┌─ RECORDS TO USE

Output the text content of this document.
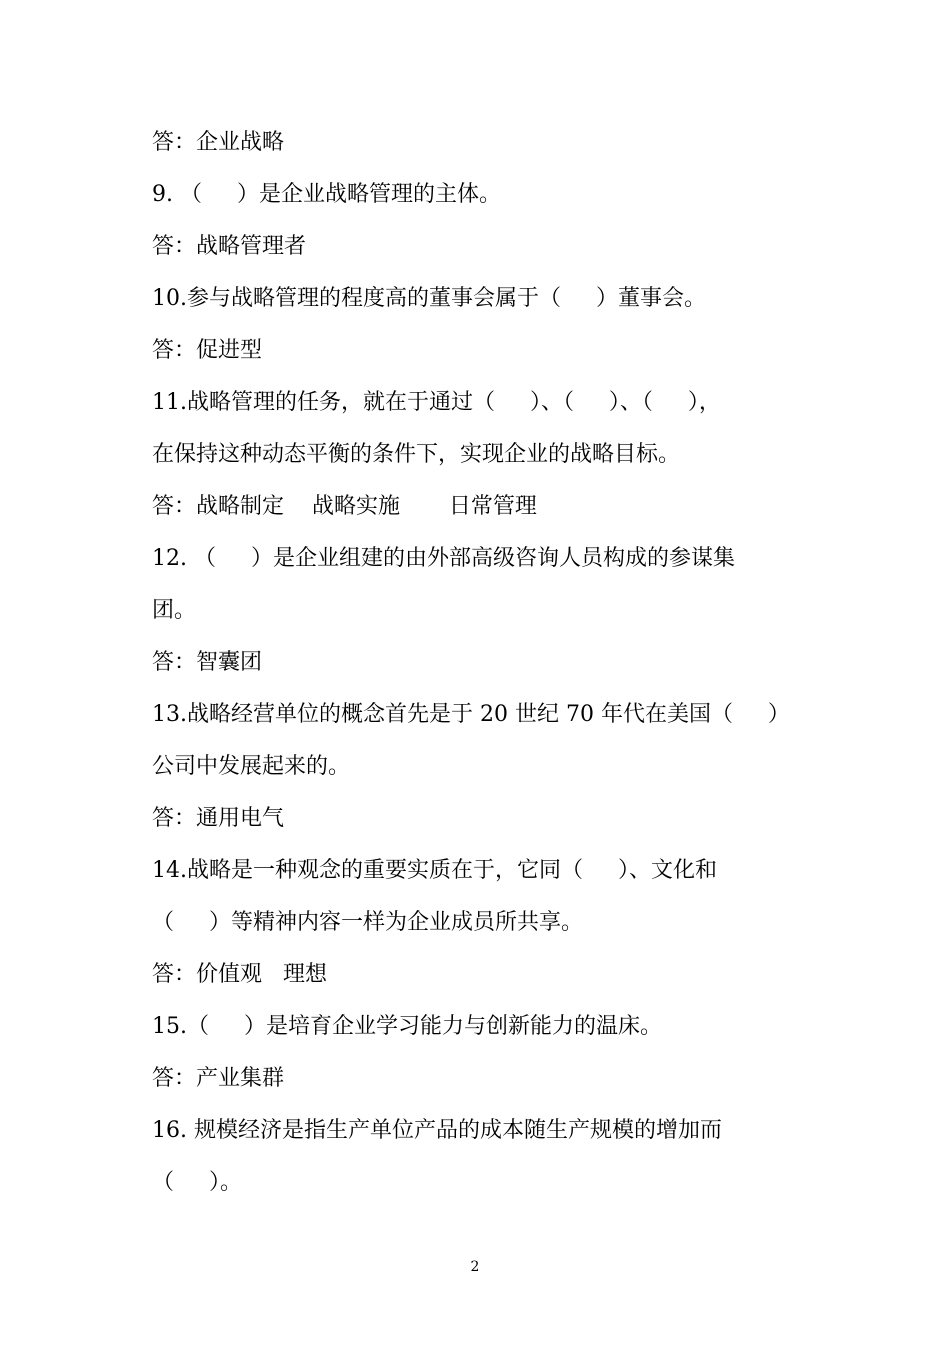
答：企业战略
9. （     ）是企业战略管理的主体。
答：战略管理者
10.参与战略管理的程度高的董事会属于（     ）董事会。
答：促进型
11.战略管理的任务，就在于通过（     ）、（     ）、（     ），
在保持这种动态平衡的条件下，实现企业的战略目标。
答：战略制定    战略实施       日常管理
12. （     ）是企业组建的由外部高级咨询人员构成的参谋集
团。
答：智囊团
13.战略经营单位的概念首先是于 20 世纪 70 年代在美国（     ）
公司中发展起来的。
答：通用电气
14.战略是一种观念的重要实质在于，它同（     ）、文化和
（     ）等精神内容一样为企业成员所共享。
答：价值观   理想
15.（     ）是培育企业学习能力与创新能力的温床。
答：产业集群
16. 规模经济是指生产单位产品的成本随生产规模的增加而
（     ）。
2
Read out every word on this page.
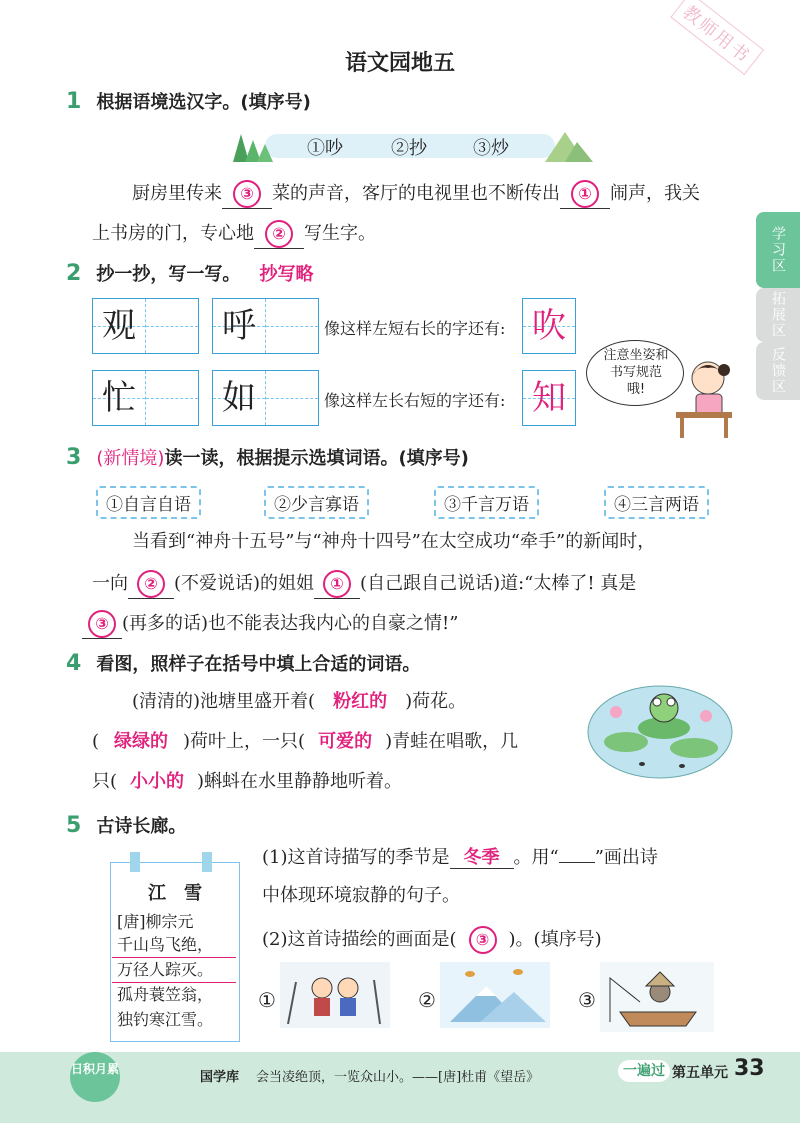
教师用书
语文园地五
学习区
拓展区
反馈区
1 根据语境选汉字。(填序号)
①吵	②抄	③炒
厨房里传来 ③ 菜的声音，客厅的电视里也不断传出 ① 闹声，我关
上书房的门，专心地 ② 写生字。
2 抄一抄，写一写。 抄写略
观	呼	像这样左短右长的字还有: 吹
忙	如	像这样左长右短的字还有: 知
注意坐姿和书写规范哦!
3 (新情境)读一读，根据提示选填词语。(填序号)
①自言自语	②少言寡语	③千言万语	④三言两语
当看到“神舟十五号”与“神舟十四号”在太空成功“牵手”的新闻时，
一向 ② (不爱说话)的姐姐 ① (自己跟自己说话)道:“太棒了! 真是
③ (再多的话)也不能表达我内心的自豪之情!”
4 看图，照样子在括号中填上合适的词语。
(清清的)池塘里盛开着( 粉红的 )荷花。
( 绿绿的 )荷叶上，一只( 可爱的 )青蛙在唱歌，几
只( 小小的 )蝌蚪在水里静静地听着。
5 古诗长廊。
江　雪
[唐]柳宗元
千山鸟飞绝，
万径人踪灭。
孤舟蓑笠翁，
独钓寒江雪。
(1)这首诗描写的季节是 冬季 。用“ ”画出诗
中体现环境寂静的句子。
(2)这首诗描绘的画面是( ③ )。(填序号)
①	②	③
日积月累
国学库 会当凌绝顶，一览众山小。——[唐]杜甫《望岳》	一遍过 第五单元 33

└─

THE REQUEST -
Omit the pictures and write out the lines above from the one with "Read out every word on this page." through the last, unchanged.

RESPONSE TO THE EXERCISE -
Read out every word on this page.
教师用书
语文园地五
学习区
拓展区
反馈区
1 根据语境选汉字。(填序号)
①吵	②抄	③炒
厨房里传来 ③ 菜的声音，客厅的电视里也不断传出 ① 闹声，我关
上书房的门，专心地 ② 写生字。
2 抄一抄，写一写。 抄写略
观	呼	像这样左短右长的字还有: 吹
忙	如	像这样左长右短的字还有: 知
注意坐姿和书写规范哦!
3 (新情境)读一读，根据提示选填词语。(填序号)
①自言自语	②少言寡语	③千言万语	④三言两语
当看到“神舟十五号”与“神舟十四号”在太空成功“牵手”的新闻时，
一向 ② (不爱说话)的姐姐 ① (自己跟自己说话)道:“太棒了! 真是
③ (再多的话)也不能表达我内心的自豪之情!”
4 看图，照样子在括号中填上合适的词语。
(清清的)池塘里盛开着( 粉红的 )荷花。
( 绿绿的 )荷叶上，一只( 可爱的 )青蛙在唱歌，几
只( 小小的 )蝌蚪在水里静静地听着。
5 古诗长廊。
江　雪
[唐]柳宗元
千山鸟飞绝，
万径人踪灭。
孤舟蓑笠翁，
独钓寒江雪。
(1)这首诗描写的季节是 冬季 。用“ ”画出诗
中体现环境寂静的句子。
(2)这首诗描绘的画面是( ③ )。(填序号)
①	②	③
日积月累
国学库 会当凌绝顶，一览众山小。——[唐]杜甫《望岳》	一遍过 第五单元 33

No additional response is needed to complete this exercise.